§ **Task objective**: Pick out every line of the entries below where "Damper" occurs, and copy those lines.

§ **Material for this exercise**:
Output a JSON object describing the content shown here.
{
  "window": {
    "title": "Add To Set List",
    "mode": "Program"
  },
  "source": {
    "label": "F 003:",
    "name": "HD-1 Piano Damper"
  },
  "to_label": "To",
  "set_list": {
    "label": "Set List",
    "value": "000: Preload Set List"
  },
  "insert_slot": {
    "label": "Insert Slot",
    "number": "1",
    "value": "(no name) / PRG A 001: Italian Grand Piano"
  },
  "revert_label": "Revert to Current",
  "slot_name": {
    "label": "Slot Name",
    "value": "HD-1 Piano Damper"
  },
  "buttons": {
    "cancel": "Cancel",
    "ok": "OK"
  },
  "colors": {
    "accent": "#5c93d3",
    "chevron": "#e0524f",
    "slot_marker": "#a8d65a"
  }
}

§ **Result of this exercise**:
    "name": "HD-1 Piano Damper"
    "value": "HD-1 Piano Damper"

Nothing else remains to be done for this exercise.